→ **Task to carry out**: Lines containing the string "system" are to be collected in full.
## begin
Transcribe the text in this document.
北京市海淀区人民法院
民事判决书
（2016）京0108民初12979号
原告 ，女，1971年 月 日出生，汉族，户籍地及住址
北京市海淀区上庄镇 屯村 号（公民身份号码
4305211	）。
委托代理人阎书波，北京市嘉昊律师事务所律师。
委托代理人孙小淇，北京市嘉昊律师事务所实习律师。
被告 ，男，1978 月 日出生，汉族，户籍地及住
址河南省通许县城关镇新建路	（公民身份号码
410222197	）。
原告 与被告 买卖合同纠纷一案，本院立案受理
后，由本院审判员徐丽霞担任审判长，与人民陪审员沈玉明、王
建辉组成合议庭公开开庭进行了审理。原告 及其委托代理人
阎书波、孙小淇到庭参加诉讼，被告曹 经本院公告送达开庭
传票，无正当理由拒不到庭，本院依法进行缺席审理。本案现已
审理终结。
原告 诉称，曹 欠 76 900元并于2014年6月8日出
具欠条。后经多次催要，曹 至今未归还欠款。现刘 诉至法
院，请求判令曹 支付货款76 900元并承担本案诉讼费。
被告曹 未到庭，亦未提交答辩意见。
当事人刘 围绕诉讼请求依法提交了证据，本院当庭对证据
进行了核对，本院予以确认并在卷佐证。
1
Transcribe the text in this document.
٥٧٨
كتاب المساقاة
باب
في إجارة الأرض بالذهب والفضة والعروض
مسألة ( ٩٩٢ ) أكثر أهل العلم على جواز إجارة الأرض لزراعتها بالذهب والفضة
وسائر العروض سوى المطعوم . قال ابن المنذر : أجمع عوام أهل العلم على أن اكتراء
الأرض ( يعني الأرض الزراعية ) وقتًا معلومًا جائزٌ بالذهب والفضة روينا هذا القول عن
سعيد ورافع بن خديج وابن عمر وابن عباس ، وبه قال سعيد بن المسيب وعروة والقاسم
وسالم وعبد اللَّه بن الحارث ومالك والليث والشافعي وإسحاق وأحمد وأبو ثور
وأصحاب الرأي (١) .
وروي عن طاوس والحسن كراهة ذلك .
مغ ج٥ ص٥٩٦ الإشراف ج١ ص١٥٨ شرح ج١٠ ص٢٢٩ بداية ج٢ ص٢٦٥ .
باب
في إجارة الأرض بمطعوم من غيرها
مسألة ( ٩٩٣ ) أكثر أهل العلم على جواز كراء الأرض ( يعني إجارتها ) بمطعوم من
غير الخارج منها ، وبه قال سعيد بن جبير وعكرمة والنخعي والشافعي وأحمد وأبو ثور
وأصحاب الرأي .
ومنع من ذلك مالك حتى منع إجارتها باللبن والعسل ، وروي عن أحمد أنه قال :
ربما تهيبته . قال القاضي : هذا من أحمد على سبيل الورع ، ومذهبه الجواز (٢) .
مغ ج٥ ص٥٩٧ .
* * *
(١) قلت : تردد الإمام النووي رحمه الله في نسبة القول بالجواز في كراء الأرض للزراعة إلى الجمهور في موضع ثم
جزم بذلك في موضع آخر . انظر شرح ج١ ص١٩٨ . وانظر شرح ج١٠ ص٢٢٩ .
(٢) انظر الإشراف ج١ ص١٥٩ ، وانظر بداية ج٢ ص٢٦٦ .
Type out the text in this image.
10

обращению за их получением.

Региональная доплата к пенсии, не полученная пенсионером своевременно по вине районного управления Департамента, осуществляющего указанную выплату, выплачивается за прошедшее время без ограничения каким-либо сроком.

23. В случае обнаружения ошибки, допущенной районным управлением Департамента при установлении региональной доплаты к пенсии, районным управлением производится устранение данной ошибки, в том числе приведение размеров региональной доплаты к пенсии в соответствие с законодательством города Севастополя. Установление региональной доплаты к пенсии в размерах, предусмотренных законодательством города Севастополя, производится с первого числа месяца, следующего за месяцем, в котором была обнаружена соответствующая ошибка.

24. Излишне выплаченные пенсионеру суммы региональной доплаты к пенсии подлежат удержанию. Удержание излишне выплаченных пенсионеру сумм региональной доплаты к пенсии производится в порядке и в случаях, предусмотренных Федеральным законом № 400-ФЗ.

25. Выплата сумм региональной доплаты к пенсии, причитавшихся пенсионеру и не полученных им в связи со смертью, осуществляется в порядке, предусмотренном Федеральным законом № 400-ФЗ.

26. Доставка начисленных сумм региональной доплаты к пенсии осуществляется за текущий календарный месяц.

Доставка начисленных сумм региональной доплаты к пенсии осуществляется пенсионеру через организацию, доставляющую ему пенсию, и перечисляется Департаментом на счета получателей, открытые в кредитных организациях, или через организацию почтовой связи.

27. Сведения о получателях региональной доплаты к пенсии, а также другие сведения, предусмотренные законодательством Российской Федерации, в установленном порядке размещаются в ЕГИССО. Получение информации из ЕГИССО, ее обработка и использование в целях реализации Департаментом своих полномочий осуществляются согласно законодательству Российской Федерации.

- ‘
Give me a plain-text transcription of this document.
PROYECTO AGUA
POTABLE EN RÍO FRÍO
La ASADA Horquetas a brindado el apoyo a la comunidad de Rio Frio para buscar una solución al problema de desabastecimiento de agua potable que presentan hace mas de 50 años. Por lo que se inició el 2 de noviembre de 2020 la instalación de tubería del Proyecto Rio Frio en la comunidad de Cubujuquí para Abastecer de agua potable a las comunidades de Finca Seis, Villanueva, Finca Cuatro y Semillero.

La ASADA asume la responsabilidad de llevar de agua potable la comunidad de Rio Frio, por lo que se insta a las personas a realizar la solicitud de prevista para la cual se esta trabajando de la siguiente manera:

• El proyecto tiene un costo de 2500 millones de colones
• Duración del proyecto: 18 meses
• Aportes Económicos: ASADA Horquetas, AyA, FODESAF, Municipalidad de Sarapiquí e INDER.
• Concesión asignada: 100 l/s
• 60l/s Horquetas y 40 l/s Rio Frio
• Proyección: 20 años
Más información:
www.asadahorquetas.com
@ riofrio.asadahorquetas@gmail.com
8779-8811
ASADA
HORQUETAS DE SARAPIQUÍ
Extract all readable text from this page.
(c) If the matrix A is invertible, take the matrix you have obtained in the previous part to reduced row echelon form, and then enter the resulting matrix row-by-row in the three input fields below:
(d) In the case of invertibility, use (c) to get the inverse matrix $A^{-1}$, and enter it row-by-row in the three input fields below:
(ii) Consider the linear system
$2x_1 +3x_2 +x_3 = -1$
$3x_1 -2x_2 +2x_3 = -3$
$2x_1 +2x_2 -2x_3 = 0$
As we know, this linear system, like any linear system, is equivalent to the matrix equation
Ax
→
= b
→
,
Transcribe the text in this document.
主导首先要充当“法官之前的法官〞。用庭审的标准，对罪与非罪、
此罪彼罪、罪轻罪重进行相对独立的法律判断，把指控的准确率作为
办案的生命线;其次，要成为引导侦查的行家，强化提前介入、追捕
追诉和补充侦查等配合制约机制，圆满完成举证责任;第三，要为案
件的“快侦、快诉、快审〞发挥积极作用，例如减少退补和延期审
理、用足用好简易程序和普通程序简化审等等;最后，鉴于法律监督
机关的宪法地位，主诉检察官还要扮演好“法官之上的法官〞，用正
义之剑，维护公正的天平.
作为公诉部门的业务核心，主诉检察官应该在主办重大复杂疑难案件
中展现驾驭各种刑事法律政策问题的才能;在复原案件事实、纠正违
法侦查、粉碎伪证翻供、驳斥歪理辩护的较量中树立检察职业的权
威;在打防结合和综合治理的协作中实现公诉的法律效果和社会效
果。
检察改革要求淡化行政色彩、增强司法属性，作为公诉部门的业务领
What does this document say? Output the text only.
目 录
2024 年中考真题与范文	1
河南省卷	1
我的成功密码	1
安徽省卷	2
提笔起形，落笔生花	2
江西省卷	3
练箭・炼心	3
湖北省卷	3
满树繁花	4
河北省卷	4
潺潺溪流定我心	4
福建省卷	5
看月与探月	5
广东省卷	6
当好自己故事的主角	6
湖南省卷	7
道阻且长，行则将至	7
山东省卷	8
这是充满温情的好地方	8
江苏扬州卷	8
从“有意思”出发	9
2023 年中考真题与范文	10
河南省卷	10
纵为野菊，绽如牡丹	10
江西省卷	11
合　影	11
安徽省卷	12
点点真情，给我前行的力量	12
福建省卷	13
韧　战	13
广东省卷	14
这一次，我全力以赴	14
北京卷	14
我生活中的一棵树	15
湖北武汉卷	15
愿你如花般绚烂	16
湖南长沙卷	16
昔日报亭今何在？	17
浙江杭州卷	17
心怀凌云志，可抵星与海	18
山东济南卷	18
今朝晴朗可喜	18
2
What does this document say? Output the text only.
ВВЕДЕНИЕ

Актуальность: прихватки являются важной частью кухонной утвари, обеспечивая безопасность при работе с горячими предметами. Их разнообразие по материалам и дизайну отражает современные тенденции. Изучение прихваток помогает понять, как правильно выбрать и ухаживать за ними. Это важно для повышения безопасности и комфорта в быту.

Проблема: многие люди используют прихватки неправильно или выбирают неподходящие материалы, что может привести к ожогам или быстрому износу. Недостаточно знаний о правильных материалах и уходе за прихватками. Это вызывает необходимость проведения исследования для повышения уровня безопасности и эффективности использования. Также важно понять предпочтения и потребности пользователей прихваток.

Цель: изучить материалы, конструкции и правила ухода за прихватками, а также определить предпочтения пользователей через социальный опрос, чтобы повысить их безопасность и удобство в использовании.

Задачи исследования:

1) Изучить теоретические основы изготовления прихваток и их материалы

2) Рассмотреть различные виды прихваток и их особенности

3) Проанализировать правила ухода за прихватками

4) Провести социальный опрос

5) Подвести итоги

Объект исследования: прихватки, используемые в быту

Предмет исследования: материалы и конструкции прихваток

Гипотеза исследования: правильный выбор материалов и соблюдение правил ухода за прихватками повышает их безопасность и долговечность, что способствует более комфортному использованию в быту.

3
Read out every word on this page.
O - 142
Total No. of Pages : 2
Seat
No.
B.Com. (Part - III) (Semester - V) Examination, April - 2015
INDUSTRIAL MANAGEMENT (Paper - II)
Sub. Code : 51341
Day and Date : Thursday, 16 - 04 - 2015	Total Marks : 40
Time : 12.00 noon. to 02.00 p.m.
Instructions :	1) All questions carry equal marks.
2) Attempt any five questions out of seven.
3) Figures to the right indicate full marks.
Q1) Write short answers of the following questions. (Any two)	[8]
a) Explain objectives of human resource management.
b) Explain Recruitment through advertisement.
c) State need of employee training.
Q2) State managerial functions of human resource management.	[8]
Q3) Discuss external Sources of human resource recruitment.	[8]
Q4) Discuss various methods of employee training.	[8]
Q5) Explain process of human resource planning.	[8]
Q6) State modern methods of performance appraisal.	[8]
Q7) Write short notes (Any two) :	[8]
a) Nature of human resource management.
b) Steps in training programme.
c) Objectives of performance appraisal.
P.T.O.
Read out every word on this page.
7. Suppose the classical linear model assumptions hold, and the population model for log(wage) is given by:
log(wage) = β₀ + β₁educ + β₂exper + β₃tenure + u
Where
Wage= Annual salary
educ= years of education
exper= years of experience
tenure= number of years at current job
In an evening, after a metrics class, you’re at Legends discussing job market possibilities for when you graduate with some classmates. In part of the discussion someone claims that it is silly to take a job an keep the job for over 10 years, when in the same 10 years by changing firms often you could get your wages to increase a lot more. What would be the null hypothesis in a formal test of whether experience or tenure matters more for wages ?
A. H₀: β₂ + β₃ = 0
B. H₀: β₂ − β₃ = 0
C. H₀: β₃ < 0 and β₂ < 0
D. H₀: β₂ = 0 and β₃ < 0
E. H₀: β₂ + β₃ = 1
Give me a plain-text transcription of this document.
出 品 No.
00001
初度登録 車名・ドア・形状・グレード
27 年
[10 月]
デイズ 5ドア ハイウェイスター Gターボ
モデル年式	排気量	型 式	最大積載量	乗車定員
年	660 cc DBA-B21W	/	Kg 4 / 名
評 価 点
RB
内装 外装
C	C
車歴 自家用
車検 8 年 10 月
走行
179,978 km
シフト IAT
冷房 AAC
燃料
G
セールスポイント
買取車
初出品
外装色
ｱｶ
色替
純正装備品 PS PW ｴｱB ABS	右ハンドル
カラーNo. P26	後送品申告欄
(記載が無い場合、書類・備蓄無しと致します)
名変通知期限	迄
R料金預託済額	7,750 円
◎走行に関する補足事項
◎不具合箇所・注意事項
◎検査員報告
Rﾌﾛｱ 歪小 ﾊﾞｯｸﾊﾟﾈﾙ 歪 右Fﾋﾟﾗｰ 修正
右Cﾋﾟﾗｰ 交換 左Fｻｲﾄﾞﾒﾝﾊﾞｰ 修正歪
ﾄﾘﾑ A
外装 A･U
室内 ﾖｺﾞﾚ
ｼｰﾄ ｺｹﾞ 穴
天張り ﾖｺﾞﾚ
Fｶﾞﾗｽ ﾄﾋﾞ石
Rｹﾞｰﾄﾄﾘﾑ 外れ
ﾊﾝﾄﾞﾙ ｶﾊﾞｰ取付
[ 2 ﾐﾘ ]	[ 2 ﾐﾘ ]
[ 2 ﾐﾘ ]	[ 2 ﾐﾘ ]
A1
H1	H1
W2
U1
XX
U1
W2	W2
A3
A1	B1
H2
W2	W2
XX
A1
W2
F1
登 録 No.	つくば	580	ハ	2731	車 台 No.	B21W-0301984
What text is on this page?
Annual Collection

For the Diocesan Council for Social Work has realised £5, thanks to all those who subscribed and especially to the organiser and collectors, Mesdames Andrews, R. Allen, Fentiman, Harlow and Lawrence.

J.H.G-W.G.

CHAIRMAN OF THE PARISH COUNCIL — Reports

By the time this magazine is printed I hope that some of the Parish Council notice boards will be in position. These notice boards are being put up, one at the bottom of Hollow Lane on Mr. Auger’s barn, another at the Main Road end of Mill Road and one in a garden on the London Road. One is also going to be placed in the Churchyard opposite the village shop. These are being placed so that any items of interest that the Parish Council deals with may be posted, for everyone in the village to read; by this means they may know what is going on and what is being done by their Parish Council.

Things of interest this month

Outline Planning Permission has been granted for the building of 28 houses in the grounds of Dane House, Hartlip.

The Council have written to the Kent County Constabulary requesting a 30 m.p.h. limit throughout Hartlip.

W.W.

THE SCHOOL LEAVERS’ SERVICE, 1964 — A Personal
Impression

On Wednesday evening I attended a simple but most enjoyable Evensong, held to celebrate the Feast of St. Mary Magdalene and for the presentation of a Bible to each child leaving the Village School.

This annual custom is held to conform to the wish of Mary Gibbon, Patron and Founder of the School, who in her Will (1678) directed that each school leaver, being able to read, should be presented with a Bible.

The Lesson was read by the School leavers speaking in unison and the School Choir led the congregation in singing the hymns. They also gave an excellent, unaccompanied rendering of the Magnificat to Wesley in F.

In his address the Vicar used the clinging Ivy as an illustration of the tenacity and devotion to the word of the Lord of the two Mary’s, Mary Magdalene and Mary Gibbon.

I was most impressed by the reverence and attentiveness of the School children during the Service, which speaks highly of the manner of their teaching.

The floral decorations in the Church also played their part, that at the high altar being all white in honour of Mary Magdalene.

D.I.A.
## end
→ **Exercise solution**:
(ii) Consider the linear system
As we know, this linear system, like any linear system, is equivalent to the matrix equation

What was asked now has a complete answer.